◆ PROBLEM TO WORK ON ◆
Reproduce every one of the entries below word for word, changing nothing.

[Element position data]
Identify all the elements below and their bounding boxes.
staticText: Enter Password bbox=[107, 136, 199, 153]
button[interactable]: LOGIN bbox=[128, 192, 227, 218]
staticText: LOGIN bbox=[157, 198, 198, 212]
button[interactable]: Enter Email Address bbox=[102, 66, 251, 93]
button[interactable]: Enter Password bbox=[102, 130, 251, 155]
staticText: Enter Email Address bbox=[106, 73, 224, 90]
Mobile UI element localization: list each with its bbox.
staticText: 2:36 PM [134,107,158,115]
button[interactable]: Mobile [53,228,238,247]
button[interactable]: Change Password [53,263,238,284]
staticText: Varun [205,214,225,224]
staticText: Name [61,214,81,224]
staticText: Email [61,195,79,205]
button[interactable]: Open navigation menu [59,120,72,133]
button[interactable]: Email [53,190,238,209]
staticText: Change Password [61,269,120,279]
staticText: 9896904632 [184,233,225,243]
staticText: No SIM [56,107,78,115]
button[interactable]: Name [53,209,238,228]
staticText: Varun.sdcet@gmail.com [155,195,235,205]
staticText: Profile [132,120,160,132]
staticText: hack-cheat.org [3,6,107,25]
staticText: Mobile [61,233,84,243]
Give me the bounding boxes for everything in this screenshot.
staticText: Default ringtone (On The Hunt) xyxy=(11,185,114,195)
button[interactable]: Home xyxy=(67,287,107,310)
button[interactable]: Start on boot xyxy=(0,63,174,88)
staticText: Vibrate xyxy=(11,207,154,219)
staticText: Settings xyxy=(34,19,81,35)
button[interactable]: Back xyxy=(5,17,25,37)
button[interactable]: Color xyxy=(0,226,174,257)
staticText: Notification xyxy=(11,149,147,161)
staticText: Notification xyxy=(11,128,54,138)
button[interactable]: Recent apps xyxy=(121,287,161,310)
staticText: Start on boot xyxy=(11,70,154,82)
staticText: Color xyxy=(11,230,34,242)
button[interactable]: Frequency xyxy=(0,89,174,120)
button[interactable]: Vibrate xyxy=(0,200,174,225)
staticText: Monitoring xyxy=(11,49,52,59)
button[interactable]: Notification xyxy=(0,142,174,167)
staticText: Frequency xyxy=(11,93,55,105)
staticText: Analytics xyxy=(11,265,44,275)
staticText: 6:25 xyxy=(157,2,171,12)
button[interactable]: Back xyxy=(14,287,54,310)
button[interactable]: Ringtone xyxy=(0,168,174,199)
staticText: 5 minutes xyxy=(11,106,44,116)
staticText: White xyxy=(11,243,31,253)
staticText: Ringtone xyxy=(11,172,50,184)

◆ ANSWER FOR THIS EXERCISE ◆
Identify all the elements below and their bounding boxes.
staticText: Enter Password bbox=[107, 136, 199, 153]
button[interactable]: LOGIN bbox=[128, 192, 227, 218]
staticText: LOGIN bbox=[157, 198, 198, 212]
button[interactable]: Enter Email Address bbox=[102, 66, 251, 93]
button[interactable]: Enter Password bbox=[102, 130, 251, 155]
staticText: Enter Email Address bbox=[106, 73, 224, 90]
Mobile UI element localization: list each with its bbox.
staticText: 2:36 PM [134,107,158,115]
button[interactable]: Mobile [53,228,238,247]
button[interactable]: Change Password [53,263,238,284]
staticText: Varun [205,214,225,224]
staticText: Name [61,214,81,224]
staticText: Email [61,195,79,205]
button[interactable]: Open navigation menu [59,120,72,133]
button[interactable]: Email [53,190,238,209]
staticText: Change Password [61,269,120,279]
staticText: 9896904632 [184,233,225,243]
staticText: No SIM [56,107,78,115]
button[interactable]: Name [53,209,238,228]
staticText: Varun.sdcet@gmail.com [155,195,235,205]
staticText: Profile [132,120,160,132]
staticText: hack-cheat.org [3,6,107,25]
staticText: Mobile [61,233,84,243]
Give me the bounding boxes for everything in this screenshot.
staticText: Default ringtone (On The Hunt) xyxy=(11,185,114,195)
button[interactable]: Home xyxy=(67,287,107,310)
button[interactable]: Start on boot xyxy=(0,63,174,88)
staticText: Vibrate xyxy=(11,207,154,219)
staticText: Settings xyxy=(34,19,81,35)
button[interactable]: Back xyxy=(5,17,25,37)
button[interactable]: Color xyxy=(0,226,174,257)
staticText: Notification xyxy=(11,149,147,161)
staticText: Notification xyxy=(11,128,54,138)
button[interactable]: Recent apps xyxy=(121,287,161,310)
staticText: Start on boot xyxy=(11,70,154,82)
staticText: Color xyxy=(11,230,34,242)
button[interactable]: Frequency xyxy=(0,89,174,120)
button[interactable]: Vibrate xyxy=(0,200,174,225)
staticText: Monitoring xyxy=(11,49,52,59)
button[interactable]: Notification xyxy=(0,142,174,167)
staticText: Frequency xyxy=(11,93,55,105)
staticText: Analytics xyxy=(11,265,44,275)
staticText: 6:25 xyxy=(157,2,171,12)
button[interactable]: Back xyxy=(14,287,54,310)
button[interactable]: Ringtone xyxy=(0,168,174,199)
staticText: 5 minutes xyxy=(11,106,44,116)
staticText: White xyxy=(11,243,31,253)
staticText: Ringtone xyxy=(11,172,50,184)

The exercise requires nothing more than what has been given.